● **Provided data**
□ □ □ □ □ □ □

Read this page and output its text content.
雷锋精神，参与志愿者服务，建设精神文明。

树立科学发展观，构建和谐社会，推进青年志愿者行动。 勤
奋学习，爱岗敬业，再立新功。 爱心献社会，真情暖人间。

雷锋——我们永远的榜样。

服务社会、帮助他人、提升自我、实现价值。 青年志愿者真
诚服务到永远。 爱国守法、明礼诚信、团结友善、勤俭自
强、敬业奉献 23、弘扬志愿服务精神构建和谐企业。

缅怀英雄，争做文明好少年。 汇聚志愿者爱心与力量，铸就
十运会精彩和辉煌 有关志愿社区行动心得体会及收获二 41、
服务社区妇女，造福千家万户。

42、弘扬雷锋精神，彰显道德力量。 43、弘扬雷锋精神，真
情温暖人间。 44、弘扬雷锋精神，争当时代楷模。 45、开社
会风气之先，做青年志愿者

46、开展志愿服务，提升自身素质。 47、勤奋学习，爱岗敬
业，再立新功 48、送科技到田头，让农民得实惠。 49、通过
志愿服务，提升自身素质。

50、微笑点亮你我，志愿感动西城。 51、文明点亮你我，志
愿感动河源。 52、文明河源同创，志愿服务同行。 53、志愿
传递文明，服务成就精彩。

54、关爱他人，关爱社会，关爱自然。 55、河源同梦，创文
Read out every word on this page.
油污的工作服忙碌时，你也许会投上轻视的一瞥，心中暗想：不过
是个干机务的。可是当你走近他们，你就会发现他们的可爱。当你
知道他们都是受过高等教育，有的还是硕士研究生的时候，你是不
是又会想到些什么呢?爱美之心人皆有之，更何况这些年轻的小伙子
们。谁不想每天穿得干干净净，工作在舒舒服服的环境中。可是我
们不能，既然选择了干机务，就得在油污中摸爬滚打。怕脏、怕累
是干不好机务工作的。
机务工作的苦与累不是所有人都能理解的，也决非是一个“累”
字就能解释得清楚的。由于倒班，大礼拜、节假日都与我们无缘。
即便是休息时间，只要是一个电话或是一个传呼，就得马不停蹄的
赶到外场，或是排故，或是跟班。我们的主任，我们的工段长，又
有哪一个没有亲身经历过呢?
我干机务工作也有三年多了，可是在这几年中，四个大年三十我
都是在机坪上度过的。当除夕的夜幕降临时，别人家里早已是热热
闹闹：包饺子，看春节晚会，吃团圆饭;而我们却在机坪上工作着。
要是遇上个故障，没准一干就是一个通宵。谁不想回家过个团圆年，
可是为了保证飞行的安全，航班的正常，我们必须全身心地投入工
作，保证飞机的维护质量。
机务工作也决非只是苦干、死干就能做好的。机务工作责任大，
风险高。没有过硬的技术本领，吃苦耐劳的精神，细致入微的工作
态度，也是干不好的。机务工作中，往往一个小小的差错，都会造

□ □ □ □ □ □ □

● **Problem**
Extract the whole listing, character for character.

● **Response to the exercise**
Read this page and output its text content.
雷锋精神，参与志愿者服务，建设精神文明。

树立科学发展观，构建和谐社会，推进青年志愿者行动。 勤
奋学习，爱岗敬业，再立新功。 爱心献社会，真情暖人间。

雷锋——我们永远的榜样。

服务社会、帮助他人、提升自我、实现价值。 青年志愿者真
诚服务到永远。 爱国守法、明礼诚信、团结友善、勤俭自
强、敬业奉献 23、弘扬志愿服务精神构建和谐企业。

缅怀英雄，争做文明好少年。 汇聚志愿者爱心与力量，铸就
十运会精彩和辉煌 有关志愿社区行动心得体会及收获二 41、
服务社区妇女，造福千家万户。

42、弘扬雷锋精神，彰显道德力量。 43、弘扬雷锋精神，真
情温暖人间。 44、弘扬雷锋精神，争当时代楷模。 45、开社
会风气之先，做青年志愿者

46、开展志愿服务，提升自身素质。 47、勤奋学习，爱岗敬
业，再立新功 48、送科技到田头，让农民得实惠。 49、通过
志愿服务，提升自身素质。

50、微笑点亮你我，志愿感动西城。 51、文明点亮你我，志
愿感动河源。 52、文明河源同创，志愿服务同行。 53、志愿
传递文明，服务成就精彩。

54、关爱他人，关爱社会，关爱自然。 55、河源同梦，创文
Read out every word on this page.
油污的工作服忙碌时，你也许会投上轻视的一瞥，心中暗想：不过
是个干机务的。可是当你走近他们，你就会发现他们的可爱。当你
知道他们都是受过高等教育，有的还是硕士研究生的时候，你是不
是又会想到些什么呢?爱美之心人皆有之，更何况这些年轻的小伙子
们。谁不想每天穿得干干净净，工作在舒舒服服的环境中。可是我
们不能，既然选择了干机务，就得在油污中摸爬滚打。怕脏、怕累
是干不好机务工作的。
机务工作的苦与累不是所有人都能理解的，也决非是一个“累”
字就能解释得清楚的。由于倒班，大礼拜、节假日都与我们无缘。
即便是休息时间，只要是一个电话或是一个传呼，就得马不停蹄的
赶到外场，或是排故，或是跟班。我们的主任，我们的工段长，又
有哪一个没有亲身经历过呢?
我干机务工作也有三年多了，可是在这几年中，四个大年三十我
都是在机坪上度过的。当除夕的夜幕降临时，别人家里早已是热热
闹闹：包饺子，看春节晚会，吃团圆饭;而我们却在机坪上工作着。
要是遇上个故障，没准一干就是一个通宵。谁不想回家过个团圆年，
可是为了保证飞行的安全，航班的正常，我们必须全身心地投入工
作，保证飞机的维护质量。
机务工作也决非只是苦干、死干就能做好的。机务工作责任大，
风险高。没有过硬的技术本领，吃苦耐劳的精神，细致入微的工作
态度，也是干不好的。机务工作中，往往一个小小的差错，都会造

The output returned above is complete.